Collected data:
========================

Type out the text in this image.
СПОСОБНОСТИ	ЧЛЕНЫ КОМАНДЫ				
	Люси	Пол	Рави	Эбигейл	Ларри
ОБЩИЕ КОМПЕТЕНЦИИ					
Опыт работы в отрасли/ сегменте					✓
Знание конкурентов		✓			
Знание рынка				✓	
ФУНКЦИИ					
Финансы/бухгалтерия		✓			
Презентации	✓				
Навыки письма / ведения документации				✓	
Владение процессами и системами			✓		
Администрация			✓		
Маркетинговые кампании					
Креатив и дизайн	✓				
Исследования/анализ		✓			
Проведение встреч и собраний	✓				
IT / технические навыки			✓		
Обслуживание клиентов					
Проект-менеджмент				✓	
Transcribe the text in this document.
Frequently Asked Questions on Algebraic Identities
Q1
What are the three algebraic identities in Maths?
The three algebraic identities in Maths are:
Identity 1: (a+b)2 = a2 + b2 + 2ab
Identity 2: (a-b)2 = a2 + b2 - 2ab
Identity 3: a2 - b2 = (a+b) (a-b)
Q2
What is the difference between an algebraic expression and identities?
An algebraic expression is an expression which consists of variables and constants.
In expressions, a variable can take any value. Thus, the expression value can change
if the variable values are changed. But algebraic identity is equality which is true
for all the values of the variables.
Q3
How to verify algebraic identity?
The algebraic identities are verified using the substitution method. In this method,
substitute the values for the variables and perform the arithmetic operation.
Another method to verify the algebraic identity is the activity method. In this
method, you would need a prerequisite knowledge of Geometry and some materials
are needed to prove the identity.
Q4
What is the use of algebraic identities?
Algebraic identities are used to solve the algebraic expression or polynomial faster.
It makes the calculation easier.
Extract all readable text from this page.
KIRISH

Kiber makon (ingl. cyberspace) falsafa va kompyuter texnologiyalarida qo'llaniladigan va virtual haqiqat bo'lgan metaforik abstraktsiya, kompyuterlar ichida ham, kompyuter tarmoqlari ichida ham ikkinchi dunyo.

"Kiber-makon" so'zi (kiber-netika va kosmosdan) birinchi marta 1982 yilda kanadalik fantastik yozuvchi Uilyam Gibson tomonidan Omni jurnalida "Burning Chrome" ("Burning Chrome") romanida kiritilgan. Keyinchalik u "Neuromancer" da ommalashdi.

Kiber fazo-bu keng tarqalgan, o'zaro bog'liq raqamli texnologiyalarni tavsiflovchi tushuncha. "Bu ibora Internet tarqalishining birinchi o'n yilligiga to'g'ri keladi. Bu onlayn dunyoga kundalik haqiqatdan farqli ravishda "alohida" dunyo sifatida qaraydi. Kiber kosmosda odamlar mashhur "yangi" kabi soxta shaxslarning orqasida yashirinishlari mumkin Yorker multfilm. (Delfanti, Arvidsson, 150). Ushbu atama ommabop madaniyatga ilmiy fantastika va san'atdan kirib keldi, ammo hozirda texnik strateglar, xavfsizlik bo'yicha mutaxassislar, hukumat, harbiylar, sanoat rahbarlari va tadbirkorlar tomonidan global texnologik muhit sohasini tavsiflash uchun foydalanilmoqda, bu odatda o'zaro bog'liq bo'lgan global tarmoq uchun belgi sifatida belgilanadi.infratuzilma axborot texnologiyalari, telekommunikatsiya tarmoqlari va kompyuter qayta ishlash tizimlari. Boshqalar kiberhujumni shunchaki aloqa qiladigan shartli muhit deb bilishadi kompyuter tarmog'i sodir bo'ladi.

========================

[WHAT THE TASK ASKS]
Write the data back out verbatim.

[TASK SOLUTION]
Type out the text in this image.
СПОСОБНОСТИ	ЧЛЕНЫ КОМАНДЫ				
	Люси	Пол	Рави	Эбигейл	Ларри
ОБЩИЕ КОМПЕТЕНЦИИ					
Опыт работы в отрасли/ сегменте					✓
Знание конкурентов		✓			
Знание рынка				✓	
ФУНКЦИИ					
Финансы/бухгалтерия		✓			
Презентации	✓				
Навыки письма / ведения документации				✓	
Владение процессами и системами			✓		
Администрация			✓		
Маркетинговые кампании					
Креатив и дизайн	✓				
Исследования/анализ		✓			
Проведение встреч и собраний	✓				
IT / технические навыки			✓		
Обслуживание клиентов					
Проект-менеджмент				✓	
Transcribe the text in this document.
Frequently Asked Questions on Algebraic Identities
Q1
What are the three algebraic identities in Maths?
The three algebraic identities in Maths are:
Identity 1: (a+b)2 = a2 + b2 + 2ab
Identity 2: (a-b)2 = a2 + b2 - 2ab
Identity 3: a2 - b2 = (a+b) (a-b)
Q2
What is the difference between an algebraic expression and identities?
An algebraic expression is an expression which consists of variables and constants.
In expressions, a variable can take any value. Thus, the expression value can change
if the variable values are changed. But algebraic identity is equality which is true
for all the values of the variables.
Q3
How to verify algebraic identity?
The algebraic identities are verified using the substitution method. In this method,
substitute the values for the variables and perform the arithmetic operation.
Another method to verify the algebraic identity is the activity method. In this
method, you would need a prerequisite knowledge of Geometry and some materials
are needed to prove the identity.
Q4
What is the use of algebraic identities?
Algebraic identities are used to solve the algebraic expression or polynomial faster.
It makes the calculation easier.
Extract all readable text from this page.
KIRISH

Kiber makon (ingl. cyberspace) falsafa va kompyuter texnologiyalarida qo'llaniladigan va virtual haqiqat bo'lgan metaforik abstraktsiya, kompyuterlar ichida ham, kompyuter tarmoqlari ichida ham ikkinchi dunyo.

"Kiber-makon" so'zi (kiber-netika va kosmosdan) birinchi marta 1982 yilda kanadalik fantastik yozuvchi Uilyam Gibson tomonidan Omni jurnalida "Burning Chrome" ("Burning Chrome") romanida kiritilgan. Keyinchalik u "Neuromancer" da ommalashdi.

Kiber fazo-bu keng tarqalgan, o'zaro bog'liq raqamli texnologiyalarni tavsiflovchi tushuncha. "Bu ibora Internet tarqalishining birinchi o'n yilligiga to'g'ri keladi. Bu onlayn dunyoga kundalik haqiqatdan farqli ravishda "alohida" dunyo sifatida qaraydi. Kiber kosmosda odamlar mashhur "yangi" kabi soxta shaxslarning orqasida yashirinishlari mumkin Yorker multfilm. (Delfanti, Arvidsson, 150). Ushbu atama ommabop madaniyatga ilmiy fantastika va san'atdan kirib keldi, ammo hozirda texnik strateglar, xavfsizlik bo'yicha mutaxassislar, hukumat, harbiylar, sanoat rahbarlari va tadbirkorlar tomonidan global texnologik muhit sohasini tavsiflash uchun foydalanilmoqda, bu odatda o'zaro bog'liq bo'lgan global tarmoq uchun belgi sifatida belgilanadi.infratuzilma axborot texnologiyalari, telekommunikatsiya tarmoqlari va kompyuter qayta ishlash tizimlari. Boshqalar kiberhujumni shunchaki aloqa qiladigan shartli muhit deb bilishadi kompyuter tarmog'i sodir bo'ladi.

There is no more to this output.